▶ [PROBLEM STATEMENT]
Every line below should be repeated exactly.

▶ [DATA SUPPLIED]
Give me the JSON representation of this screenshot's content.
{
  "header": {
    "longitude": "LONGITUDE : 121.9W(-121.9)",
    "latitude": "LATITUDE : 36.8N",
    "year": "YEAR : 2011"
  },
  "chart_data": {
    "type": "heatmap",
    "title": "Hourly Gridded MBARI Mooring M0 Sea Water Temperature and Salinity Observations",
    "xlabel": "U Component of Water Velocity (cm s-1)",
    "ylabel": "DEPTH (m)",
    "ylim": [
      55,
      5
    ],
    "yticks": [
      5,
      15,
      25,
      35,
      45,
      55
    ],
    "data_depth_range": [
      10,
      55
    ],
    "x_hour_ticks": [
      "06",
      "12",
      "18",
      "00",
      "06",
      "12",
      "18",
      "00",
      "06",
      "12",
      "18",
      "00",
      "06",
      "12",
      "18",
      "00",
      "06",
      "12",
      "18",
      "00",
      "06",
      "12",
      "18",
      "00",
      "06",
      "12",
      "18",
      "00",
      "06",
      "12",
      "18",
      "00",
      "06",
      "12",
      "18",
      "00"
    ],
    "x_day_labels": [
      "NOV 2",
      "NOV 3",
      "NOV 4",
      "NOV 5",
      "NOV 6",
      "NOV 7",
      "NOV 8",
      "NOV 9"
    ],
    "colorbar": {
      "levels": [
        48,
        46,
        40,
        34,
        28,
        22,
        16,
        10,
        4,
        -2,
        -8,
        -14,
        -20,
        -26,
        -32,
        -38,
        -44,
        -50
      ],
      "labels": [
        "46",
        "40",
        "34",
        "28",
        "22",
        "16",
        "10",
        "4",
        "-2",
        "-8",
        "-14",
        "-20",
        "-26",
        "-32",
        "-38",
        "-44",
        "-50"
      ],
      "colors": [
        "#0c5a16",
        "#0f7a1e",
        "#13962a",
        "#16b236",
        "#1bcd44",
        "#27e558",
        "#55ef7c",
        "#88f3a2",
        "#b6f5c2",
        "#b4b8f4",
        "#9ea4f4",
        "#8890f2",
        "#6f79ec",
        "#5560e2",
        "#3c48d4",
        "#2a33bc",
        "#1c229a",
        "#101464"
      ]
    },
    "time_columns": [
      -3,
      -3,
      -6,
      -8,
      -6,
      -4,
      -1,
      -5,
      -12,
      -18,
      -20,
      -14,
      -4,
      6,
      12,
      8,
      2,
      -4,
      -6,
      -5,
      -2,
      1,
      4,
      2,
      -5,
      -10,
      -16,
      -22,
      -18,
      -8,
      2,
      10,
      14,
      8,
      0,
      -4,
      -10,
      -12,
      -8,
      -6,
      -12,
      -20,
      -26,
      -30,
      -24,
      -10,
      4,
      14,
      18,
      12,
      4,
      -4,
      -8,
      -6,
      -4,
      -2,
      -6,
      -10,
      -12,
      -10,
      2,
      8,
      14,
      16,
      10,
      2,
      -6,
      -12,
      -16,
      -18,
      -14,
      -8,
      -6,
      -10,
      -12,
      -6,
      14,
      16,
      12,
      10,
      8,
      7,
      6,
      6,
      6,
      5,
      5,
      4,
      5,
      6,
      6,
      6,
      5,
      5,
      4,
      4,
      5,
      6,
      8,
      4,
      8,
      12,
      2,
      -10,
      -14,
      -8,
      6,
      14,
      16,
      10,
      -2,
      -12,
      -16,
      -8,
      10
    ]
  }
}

▶ [EXPECTED ANSWER]
Give me the JSON representation of this screenshot's content.
{
  "header": {
    "longitude": "LONGITUDE : 121.9W(-121.9)",
    "latitude": "LATITUDE : 36.8N",
    "year": "YEAR : 2011"
  },
  "chart_data": {
    "type": "heatmap",
    "title": "Hourly Gridded MBARI Mooring M0 Sea Water Temperature and Salinity Observations",
    "xlabel": "U Component of Water Velocity (cm s-1)",
    "ylabel": "DEPTH (m)",
    "ylim": [
      55,
      5
    ],
    "yticks": [
      5,
      15,
      25,
      35,
      45,
      55
    ],
    "data_depth_range": [
      10,
      55
    ],
    "x_hour_ticks": [
      "06",
      "12",
      "18",
      "00",
      "06",
      "12",
      "18",
      "00",
      "06",
      "12",
      "18",
      "00",
      "06",
      "12",
      "18",
      "00",
      "06",
      "12",
      "18",
      "00",
      "06",
      "12",
      "18",
      "00",
      "06",
      "12",
      "18",
      "00",
      "06",
      "12",
      "18",
      "00",
      "06",
      "12",
      "18",
      "00"
    ],
    "x_day_labels": [
      "NOV 2",
      "NOV 3",
      "NOV 4",
      "NOV 5",
      "NOV 6",
      "NOV 7",
      "NOV 8",
      "NOV 9"
    ],
    "colorbar": {
      "levels": [
        48,
        46,
        40,
        34,
        28,
        22,
        16,
        10,
        4,
        -2,
        -8,
        -14,
        -20,
        -26,
        -32,
        -38,
        -44,
        -50
      ],
      "labels": [
        "46",
        "40",
        "34",
        "28",
        "22",
        "16",
        "10",
        "4",
        "-2",
        "-8",
        "-14",
        "-20",
        "-26",
        "-32",
        "-38",
        "-44",
        "-50"
      ],
      "colors": [
        "#0c5a16",
        "#0f7a1e",
        "#13962a",
        "#16b236",
        "#1bcd44",
        "#27e558",
        "#55ef7c",
        "#88f3a2",
        "#b6f5c2",
        "#b4b8f4",
        "#9ea4f4",
        "#8890f2",
        "#6f79ec",
        "#5560e2",
        "#3c48d4",
        "#2a33bc",
        "#1c229a",
        "#101464"
      ]
    },
    "time_columns": [
      -3,
      -3,
      -6,
      -8,
      -6,
      -4,
      -1,
      -5,
      -12,
      -18,
      -20,
      -14,
      -4,
      6,
      12,
      8,
      2,
      -4,
      -6,
      -5,
      -2,
      1,
      4,
      2,
      -5,
      -10,
      -16,
      -22,
      -18,
      -8,
      2,
      10,
      14,
      8,
      0,
      -4,
      -10,
      -12,
      -8,
      -6,
      -12,
      -20,
      -26,
      -30,
      -24,
      -10,
      4,
      14,
      18,
      12,
      4,
      -4,
      -8,
      -6,
      -4,
      -2,
      -6,
      -10,
      -12,
      -10,
      2,
      8,
      14,
      16,
      10,
      2,
      -6,
      -12,
      -16,
      -18,
      -14,
      -8,
      -6,
      -10,
      -12,
      -6,
      14,
      16,
      12,
      10,
      8,
      7,
      6,
      6,
      6,
      5,
      5,
      4,
      5,
      6,
      6,
      6,
      5,
      5,
      4,
      4,
      5,
      6,
      8,
      4,
      8,
      12,
      2,
      -10,
      -14,
      -8,
      6,
      14,
      16,
      10,
      -2,
      -12,
      -16,
      -8,
      10
    ]
  }
}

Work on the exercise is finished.